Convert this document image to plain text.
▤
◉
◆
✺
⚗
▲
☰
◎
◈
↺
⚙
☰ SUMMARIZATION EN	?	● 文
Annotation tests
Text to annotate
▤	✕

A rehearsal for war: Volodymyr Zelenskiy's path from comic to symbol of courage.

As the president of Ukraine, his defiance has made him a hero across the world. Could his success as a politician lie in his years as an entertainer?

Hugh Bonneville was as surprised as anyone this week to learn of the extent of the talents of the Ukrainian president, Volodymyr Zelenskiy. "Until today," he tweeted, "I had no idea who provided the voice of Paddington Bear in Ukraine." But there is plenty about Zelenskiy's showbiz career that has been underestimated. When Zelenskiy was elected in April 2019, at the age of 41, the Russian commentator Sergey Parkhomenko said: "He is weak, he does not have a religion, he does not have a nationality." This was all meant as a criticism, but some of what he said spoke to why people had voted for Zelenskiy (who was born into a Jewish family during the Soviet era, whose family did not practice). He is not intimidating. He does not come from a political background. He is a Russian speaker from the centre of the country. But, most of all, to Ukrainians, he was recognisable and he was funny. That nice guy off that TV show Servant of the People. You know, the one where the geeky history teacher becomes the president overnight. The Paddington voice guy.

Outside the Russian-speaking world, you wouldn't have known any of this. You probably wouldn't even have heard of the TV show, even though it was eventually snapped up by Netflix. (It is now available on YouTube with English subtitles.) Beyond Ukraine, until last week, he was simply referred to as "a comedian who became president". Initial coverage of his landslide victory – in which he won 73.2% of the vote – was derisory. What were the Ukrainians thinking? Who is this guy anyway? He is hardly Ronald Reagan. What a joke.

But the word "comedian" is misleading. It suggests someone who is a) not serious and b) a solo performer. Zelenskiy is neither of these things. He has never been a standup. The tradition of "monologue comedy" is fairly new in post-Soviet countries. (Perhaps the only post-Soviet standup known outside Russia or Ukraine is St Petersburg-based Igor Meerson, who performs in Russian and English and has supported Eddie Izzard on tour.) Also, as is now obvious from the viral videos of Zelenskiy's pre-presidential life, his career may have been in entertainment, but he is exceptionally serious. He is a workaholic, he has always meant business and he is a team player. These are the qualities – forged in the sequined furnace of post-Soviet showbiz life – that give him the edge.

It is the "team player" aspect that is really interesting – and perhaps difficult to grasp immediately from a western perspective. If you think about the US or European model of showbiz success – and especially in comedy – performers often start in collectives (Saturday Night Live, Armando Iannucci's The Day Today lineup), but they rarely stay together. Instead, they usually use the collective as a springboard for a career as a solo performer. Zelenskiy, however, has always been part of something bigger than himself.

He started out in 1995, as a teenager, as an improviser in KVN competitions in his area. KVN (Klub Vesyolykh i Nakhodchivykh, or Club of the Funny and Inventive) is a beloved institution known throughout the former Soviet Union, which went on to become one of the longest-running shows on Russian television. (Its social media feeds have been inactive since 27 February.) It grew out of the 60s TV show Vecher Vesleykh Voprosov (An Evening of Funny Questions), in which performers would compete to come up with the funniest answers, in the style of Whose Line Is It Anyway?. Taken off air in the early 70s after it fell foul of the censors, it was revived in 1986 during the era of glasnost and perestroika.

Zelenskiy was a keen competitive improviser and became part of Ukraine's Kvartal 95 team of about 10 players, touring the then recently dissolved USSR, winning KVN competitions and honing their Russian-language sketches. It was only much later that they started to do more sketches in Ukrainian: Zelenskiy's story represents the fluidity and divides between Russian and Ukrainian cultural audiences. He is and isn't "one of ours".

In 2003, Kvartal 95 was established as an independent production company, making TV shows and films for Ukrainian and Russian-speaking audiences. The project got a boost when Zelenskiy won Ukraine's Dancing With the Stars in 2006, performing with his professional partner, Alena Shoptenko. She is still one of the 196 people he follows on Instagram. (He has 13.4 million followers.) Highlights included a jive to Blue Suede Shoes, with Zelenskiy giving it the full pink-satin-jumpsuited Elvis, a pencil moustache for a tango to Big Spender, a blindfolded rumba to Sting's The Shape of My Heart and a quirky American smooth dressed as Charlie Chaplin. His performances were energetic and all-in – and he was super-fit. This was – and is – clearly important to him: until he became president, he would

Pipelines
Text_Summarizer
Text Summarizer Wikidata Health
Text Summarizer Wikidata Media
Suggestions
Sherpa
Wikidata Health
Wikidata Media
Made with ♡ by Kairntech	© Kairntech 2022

::::::

● Description of the task: Every record shown above should appear again in your answer, unchanged.

● Your solution:
Convert this document image to plain text.
▤
◉
◆
✺
⚗
▲
☰
◎
◈
↺
⚙
☰ SUMMARIZATION EN	?	● 文
Annotation tests
Text to annotate
▤	✕

A rehearsal for war: Volodymyr Zelenskiy's path from comic to symbol of courage.

As the president of Ukraine, his defiance has made him a hero across the world. Could his success as a politician lie in his years as an entertainer?

Hugh Bonneville was as surprised as anyone this week to learn of the extent of the talents of the Ukrainian president, Volodymyr Zelenskiy. "Until today," he tweeted, "I had no idea who provided the voice of Paddington Bear in Ukraine." But there is plenty about Zelenskiy's showbiz career that has been underestimated. When Zelenskiy was elected in April 2019, at the age of 41, the Russian commentator Sergey Parkhomenko said: "He is weak, he does not have a religion, he does not have a nationality." This was all meant as a criticism, but some of what he said spoke to why people had voted for Zelenskiy (who was born into a Jewish family during the Soviet era, whose family did not practice). He is not intimidating. He does not come from a political background. He is a Russian speaker from the centre of the country. But, most of all, to Ukrainians, he was recognisable and he was funny. That nice guy off that TV show Servant of the People. You know, the one where the geeky history teacher becomes the president overnight. The Paddington voice guy.

Outside the Russian-speaking world, you wouldn't have known any of this. You probably wouldn't even have heard of the TV show, even though it was eventually snapped up by Netflix. (It is now available on YouTube with English subtitles.) Beyond Ukraine, until last week, he was simply referred to as "a comedian who became president". Initial coverage of his landslide victory – in which he won 73.2% of the vote – was derisory. What were the Ukrainians thinking? Who is this guy anyway? He is hardly Ronald Reagan. What a joke.

But the word "comedian" is misleading. It suggests someone who is a) not serious and b) a solo performer. Zelenskiy is neither of these things. He has never been a standup. The tradition of "monologue comedy" is fairly new in post-Soviet countries. (Perhaps the only post-Soviet standup known outside Russia or Ukraine is St Petersburg-based Igor Meerson, who performs in Russian and English and has supported Eddie Izzard on tour.) Also, as is now obvious from the viral videos of Zelenskiy's pre-presidential life, his career may have been in entertainment, but he is exceptionally serious. He is a workaholic, he has always meant business and he is a team player. These are the qualities – forged in the sequined furnace of post-Soviet showbiz life – that give him the edge.

It is the "team player" aspect that is really interesting – and perhaps difficult to grasp immediately from a western perspective. If you think about the US or European model of showbiz success – and especially in comedy – performers often start in collectives (Saturday Night Live, Armando Iannucci's The Day Today lineup), but they rarely stay together. Instead, they usually use the collective as a springboard for a career as a solo performer. Zelenskiy, however, has always been part of something bigger than himself.

He started out in 1995, as a teenager, as an improviser in KVN competitions in his area. KVN (Klub Vesyolykh i Nakhodchivykh, or Club of the Funny and Inventive) is a beloved institution known throughout the former Soviet Union, which went on to become one of the longest-running shows on Russian television. (Its social media feeds have been inactive since 27 February.) It grew out of the 60s TV show Vecher Vesleykh Voprosov (An Evening of Funny Questions), in which performers would compete to come up with the funniest answers, in the style of Whose Line Is It Anyway?. Taken off air in the early 70s after it fell foul of the censors, it was revived in 1986 during the era of glasnost and perestroika.

Zelenskiy was a keen competitive improviser and became part of Ukraine's Kvartal 95 team of about 10 players, touring the then recently dissolved USSR, winning KVN competitions and honing their Russian-language sketches. It was only much later that they started to do more sketches in Ukrainian: Zelenskiy's story represents the fluidity and divides between Russian and Ukrainian cultural audiences. He is and isn't "one of ours".

In 2003, Kvartal 95 was established as an independent production company, making TV shows and films for Ukrainian and Russian-speaking audiences. The project got a boost when Zelenskiy won Ukraine's Dancing With the Stars in 2006, performing with his professional partner, Alena Shoptenko. She is still one of the 196 people he follows on Instagram. (He has 13.4 million followers.) Highlights included a jive to Blue Suede Shoes, with Zelenskiy giving it the full pink-satin-jumpsuited Elvis, a pencil moustache for a tango to Big Spender, a blindfolded rumba to Sting's The Shape of My Heart and a quirky American smooth dressed as Charlie Chaplin. His performances were energetic and all-in – and he was super-fit. This was – and is – clearly important to him: until he became president, he would

Pipelines
Text_Summarizer
Text Summarizer Wikidata Health
Text Summarizer Wikidata Media
Suggestions
Sherpa
Wikidata Health
Wikidata Media
Made with ♡ by Kairntech	© Kairntech 2022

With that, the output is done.